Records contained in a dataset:
↓
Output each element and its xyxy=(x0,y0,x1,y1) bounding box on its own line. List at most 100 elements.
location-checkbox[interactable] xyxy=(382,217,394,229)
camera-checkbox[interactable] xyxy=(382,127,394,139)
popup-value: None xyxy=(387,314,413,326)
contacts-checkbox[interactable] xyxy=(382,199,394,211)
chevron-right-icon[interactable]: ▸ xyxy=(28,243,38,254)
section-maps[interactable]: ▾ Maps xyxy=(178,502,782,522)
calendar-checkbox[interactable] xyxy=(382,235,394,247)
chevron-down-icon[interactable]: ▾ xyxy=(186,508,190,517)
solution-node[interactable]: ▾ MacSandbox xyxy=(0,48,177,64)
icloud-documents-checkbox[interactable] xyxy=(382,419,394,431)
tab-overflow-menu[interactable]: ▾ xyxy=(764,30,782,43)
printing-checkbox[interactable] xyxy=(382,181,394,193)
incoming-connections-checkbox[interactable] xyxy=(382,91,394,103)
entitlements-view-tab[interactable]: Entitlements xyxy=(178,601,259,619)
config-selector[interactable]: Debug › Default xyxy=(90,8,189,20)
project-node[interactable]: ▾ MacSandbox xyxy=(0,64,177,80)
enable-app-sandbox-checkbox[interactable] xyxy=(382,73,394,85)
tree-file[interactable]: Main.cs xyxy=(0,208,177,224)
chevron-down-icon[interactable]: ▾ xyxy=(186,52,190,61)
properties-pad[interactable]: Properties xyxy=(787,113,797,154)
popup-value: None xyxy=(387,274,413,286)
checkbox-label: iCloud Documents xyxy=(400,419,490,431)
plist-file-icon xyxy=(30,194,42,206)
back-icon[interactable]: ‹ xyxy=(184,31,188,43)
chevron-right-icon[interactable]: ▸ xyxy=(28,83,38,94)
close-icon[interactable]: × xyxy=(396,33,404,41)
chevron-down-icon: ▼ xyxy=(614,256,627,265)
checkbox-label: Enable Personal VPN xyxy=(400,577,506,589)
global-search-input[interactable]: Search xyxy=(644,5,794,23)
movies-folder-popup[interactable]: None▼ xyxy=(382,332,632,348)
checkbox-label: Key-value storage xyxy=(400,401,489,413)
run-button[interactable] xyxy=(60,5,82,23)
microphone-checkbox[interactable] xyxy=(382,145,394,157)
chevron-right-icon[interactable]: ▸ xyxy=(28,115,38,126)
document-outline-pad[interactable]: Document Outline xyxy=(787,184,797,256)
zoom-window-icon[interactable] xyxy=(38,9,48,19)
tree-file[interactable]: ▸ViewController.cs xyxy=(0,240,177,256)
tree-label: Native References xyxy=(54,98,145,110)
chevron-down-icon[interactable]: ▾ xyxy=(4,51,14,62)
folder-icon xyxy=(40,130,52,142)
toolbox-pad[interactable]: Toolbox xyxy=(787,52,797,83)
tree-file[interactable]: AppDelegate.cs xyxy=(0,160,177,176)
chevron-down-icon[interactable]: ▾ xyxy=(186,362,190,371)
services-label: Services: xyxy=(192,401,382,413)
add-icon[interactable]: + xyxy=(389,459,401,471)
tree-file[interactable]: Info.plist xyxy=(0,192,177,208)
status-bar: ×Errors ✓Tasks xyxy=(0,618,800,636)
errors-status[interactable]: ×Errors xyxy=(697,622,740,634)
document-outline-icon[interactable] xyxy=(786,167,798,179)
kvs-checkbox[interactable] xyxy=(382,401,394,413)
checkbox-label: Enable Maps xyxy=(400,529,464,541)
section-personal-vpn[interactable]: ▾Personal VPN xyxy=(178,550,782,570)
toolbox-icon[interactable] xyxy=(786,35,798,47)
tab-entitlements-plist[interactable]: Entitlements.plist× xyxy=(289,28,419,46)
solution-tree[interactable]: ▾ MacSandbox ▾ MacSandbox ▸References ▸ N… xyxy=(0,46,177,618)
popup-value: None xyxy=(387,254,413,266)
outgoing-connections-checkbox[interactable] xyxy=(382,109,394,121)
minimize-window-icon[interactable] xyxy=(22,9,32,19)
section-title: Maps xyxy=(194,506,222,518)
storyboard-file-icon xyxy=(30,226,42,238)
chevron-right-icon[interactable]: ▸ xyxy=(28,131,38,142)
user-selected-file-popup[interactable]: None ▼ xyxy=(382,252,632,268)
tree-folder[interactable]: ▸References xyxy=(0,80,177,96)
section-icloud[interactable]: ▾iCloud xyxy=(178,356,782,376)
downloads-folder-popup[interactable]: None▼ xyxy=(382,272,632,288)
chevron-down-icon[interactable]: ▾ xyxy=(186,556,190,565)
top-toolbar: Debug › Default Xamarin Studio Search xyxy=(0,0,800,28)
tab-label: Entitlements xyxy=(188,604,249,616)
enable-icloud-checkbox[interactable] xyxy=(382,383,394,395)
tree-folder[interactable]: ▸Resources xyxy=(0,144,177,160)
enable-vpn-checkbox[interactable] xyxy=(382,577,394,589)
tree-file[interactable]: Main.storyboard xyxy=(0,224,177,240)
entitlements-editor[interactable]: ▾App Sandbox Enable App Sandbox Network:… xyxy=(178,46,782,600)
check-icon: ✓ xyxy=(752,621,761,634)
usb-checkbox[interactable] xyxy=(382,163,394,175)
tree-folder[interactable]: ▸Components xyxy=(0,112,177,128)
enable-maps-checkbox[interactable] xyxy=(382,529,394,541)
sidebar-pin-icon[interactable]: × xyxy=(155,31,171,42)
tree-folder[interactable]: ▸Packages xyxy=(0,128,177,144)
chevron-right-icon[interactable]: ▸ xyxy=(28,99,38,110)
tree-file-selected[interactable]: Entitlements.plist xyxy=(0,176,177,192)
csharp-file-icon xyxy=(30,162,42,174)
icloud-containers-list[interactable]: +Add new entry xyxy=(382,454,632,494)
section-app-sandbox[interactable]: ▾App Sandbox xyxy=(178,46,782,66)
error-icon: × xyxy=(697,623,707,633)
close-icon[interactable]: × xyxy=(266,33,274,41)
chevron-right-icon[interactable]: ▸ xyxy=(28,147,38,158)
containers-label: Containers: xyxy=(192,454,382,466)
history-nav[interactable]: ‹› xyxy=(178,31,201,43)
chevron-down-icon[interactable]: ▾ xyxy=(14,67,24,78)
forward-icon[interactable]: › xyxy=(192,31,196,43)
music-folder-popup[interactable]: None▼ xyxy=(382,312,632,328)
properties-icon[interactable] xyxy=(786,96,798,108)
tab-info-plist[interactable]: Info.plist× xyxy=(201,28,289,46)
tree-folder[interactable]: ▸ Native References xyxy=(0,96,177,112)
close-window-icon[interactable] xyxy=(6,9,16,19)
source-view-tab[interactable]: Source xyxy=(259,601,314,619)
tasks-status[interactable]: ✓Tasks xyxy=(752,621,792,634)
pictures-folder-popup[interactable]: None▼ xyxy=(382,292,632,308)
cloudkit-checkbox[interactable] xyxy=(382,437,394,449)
↑
↓
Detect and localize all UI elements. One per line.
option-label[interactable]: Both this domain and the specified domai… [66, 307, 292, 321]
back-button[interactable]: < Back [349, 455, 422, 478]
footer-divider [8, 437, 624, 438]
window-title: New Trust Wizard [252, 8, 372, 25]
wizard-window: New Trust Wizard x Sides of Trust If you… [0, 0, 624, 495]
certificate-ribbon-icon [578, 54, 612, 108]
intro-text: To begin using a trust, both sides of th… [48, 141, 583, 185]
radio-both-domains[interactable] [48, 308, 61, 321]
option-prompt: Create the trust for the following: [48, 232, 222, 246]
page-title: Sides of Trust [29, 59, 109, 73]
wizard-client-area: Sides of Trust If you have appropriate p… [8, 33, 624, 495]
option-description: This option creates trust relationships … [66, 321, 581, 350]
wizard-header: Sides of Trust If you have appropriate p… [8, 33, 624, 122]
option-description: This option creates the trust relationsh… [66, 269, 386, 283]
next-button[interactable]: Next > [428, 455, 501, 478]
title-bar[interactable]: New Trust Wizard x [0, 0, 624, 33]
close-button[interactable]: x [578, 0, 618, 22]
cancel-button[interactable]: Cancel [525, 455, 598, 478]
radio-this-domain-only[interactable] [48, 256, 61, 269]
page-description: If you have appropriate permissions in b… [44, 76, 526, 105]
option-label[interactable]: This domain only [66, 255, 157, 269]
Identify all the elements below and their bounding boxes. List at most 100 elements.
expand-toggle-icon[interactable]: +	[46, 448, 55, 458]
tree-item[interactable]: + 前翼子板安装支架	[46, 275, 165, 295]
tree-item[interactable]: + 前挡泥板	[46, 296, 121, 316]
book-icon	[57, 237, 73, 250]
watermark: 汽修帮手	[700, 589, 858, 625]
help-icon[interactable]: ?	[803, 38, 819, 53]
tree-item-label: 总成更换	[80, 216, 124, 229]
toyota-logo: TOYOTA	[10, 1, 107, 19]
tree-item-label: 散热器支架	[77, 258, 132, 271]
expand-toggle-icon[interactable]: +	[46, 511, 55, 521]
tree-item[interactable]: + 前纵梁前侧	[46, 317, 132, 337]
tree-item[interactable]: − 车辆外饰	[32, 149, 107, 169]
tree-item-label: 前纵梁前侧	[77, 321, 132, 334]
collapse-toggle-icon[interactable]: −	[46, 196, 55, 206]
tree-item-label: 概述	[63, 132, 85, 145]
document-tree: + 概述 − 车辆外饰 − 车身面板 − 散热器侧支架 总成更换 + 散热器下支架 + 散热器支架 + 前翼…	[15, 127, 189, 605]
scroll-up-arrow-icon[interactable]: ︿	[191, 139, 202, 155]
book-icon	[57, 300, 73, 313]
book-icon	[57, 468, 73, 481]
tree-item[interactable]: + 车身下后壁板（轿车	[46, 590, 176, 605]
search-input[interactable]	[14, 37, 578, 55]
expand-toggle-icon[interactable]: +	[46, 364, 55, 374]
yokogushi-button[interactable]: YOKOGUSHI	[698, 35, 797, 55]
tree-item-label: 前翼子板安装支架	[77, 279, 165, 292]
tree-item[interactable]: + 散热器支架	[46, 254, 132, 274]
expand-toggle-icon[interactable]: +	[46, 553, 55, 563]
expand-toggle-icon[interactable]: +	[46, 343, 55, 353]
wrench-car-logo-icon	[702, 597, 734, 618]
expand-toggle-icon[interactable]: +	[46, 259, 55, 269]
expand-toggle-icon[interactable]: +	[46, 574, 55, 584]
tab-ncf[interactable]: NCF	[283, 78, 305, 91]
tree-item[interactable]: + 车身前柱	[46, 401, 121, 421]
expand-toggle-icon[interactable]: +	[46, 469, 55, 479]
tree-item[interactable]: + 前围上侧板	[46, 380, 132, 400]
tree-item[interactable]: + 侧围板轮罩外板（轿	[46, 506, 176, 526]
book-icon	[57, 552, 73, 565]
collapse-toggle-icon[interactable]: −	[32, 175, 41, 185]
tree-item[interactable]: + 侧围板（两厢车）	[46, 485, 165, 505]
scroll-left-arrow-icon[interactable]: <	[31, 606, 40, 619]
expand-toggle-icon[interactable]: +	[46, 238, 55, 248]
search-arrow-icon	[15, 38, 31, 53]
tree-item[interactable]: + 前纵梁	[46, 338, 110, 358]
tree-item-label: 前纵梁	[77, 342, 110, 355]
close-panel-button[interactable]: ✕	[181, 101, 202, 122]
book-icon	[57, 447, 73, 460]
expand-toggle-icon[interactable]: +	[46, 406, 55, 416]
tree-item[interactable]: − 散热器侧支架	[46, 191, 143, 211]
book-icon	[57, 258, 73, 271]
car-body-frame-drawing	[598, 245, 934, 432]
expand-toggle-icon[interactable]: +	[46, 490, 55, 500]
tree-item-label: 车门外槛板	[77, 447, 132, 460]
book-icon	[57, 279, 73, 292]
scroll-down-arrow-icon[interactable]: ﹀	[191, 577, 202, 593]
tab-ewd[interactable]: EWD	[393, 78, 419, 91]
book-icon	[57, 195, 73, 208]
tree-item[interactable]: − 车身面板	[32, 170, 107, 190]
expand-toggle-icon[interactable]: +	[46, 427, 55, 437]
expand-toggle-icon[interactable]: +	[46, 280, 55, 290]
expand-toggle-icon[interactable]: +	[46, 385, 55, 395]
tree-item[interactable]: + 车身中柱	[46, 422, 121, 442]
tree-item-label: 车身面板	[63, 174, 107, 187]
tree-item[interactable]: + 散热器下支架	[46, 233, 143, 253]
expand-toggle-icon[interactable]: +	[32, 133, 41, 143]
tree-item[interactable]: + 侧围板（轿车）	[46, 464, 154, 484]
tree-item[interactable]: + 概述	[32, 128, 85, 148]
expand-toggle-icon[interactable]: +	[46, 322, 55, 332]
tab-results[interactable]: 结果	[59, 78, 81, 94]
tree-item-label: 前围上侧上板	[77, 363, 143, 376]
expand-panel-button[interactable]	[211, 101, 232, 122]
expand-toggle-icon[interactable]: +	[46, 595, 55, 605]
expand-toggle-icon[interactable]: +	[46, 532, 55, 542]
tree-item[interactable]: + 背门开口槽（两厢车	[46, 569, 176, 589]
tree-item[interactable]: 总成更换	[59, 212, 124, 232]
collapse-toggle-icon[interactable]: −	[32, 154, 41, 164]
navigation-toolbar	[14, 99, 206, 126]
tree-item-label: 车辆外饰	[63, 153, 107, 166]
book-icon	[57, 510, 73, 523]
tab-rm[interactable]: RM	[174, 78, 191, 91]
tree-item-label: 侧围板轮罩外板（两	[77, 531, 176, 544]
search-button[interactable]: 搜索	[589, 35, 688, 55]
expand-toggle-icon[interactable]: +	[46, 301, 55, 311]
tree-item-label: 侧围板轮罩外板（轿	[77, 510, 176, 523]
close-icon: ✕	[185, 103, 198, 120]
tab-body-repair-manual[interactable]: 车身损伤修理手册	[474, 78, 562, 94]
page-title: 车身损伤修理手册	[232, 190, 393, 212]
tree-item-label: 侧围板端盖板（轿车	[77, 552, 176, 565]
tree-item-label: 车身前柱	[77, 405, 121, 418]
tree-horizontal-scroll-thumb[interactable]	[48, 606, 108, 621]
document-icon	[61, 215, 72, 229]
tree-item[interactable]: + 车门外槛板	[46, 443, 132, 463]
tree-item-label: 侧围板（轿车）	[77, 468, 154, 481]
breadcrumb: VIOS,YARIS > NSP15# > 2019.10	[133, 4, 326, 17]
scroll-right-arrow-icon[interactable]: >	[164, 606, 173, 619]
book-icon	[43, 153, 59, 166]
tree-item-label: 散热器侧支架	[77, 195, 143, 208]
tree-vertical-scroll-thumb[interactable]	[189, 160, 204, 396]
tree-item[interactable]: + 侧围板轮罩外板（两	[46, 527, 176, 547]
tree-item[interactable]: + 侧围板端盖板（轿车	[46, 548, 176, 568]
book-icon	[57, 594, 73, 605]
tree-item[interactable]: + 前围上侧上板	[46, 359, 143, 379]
↑
Task brief: Repeat the data lines exactly as they appear, starting at the line that contains "Detect and localize" and ending at the line that contains "document-tree: + 概述", with both of those lines included.

The response:
Detect and localize all UI elements. One per line.
option-label[interactable]: Both this domain and the specified domai… [66, 307, 292, 321]
back-button[interactable]: < Back [349, 455, 422, 478]
footer-divider [8, 437, 624, 438]
window-title: New Trust Wizard [252, 8, 372, 25]
wizard-window: New Trust Wizard x Sides of Trust If you… [0, 0, 624, 495]
certificate-ribbon-icon [578, 54, 612, 108]
intro-text: To begin using a trust, both sides of th… [48, 141, 583, 185]
radio-both-domains[interactable] [48, 308, 61, 321]
option-prompt: Create the trust for the following: [48, 232, 222, 246]
page-title: Sides of Trust [29, 59, 109, 73]
wizard-client-area: Sides of Trust If you have appropriate p… [8, 33, 624, 495]
option-description: This option creates trust relationships … [66, 321, 581, 350]
wizard-header: Sides of Trust If you have appropriate p… [8, 33, 624, 122]
option-description: This option creates the trust relationsh… [66, 269, 386, 283]
next-button[interactable]: Next > [428, 455, 501, 478]
title-bar[interactable]: New Trust Wizard x [0, 0, 624, 33]
close-button[interactable]: x [578, 0, 618, 22]
cancel-button[interactable]: Cancel [525, 455, 598, 478]
radio-this-domain-only[interactable] [48, 256, 61, 269]
page-description: If you have appropriate permissions in b… [44, 76, 526, 105]
option-label[interactable]: This domain only [66, 255, 157, 269]
Identify all the elements below and their bounding boxes. List at most 100 elements.
expand-toggle-icon[interactable]: +	[46, 448, 55, 458]
tree-item[interactable]: + 前翼子板安装支架	[46, 275, 165, 295]
tree-item[interactable]: + 前挡泥板	[46, 296, 121, 316]
book-icon	[57, 237, 73, 250]
watermark: 汽修帮手	[700, 589, 858, 625]
help-icon[interactable]: ?	[803, 38, 819, 53]
tree-item-label: 总成更换	[80, 216, 124, 229]
toyota-logo: TOYOTA	[10, 1, 107, 19]
tree-item-label: 散热器支架	[77, 258, 132, 271]
expand-toggle-icon[interactable]: +	[46, 511, 55, 521]
tree-item[interactable]: + 前纵梁前侧	[46, 317, 132, 337]
tree-item[interactable]: − 车辆外饰	[32, 149, 107, 169]
tree-item-label: 前纵梁前侧	[77, 321, 132, 334]
collapse-toggle-icon[interactable]: −	[46, 196, 55, 206]
tree-item-label: 概述	[63, 132, 85, 145]
document-tree: + 概述 − 车辆外饰 − 车身面板 − 散热器侧支架 总成更换 + 散热器下支架 + 散热器支架 + 前翼…	[15, 127, 189, 605]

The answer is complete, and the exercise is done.